| Challenge |
Tally each line where the word "time" occurs, then give only the total.

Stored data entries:
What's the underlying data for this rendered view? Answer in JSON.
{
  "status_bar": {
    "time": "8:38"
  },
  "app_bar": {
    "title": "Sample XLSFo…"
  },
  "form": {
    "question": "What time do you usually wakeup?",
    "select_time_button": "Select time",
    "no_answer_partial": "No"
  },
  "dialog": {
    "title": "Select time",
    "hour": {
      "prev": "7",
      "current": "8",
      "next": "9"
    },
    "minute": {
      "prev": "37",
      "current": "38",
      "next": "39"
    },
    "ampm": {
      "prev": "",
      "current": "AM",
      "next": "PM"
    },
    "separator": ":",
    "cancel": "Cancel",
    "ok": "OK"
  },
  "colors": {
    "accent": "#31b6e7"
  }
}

| Solution for this task |
4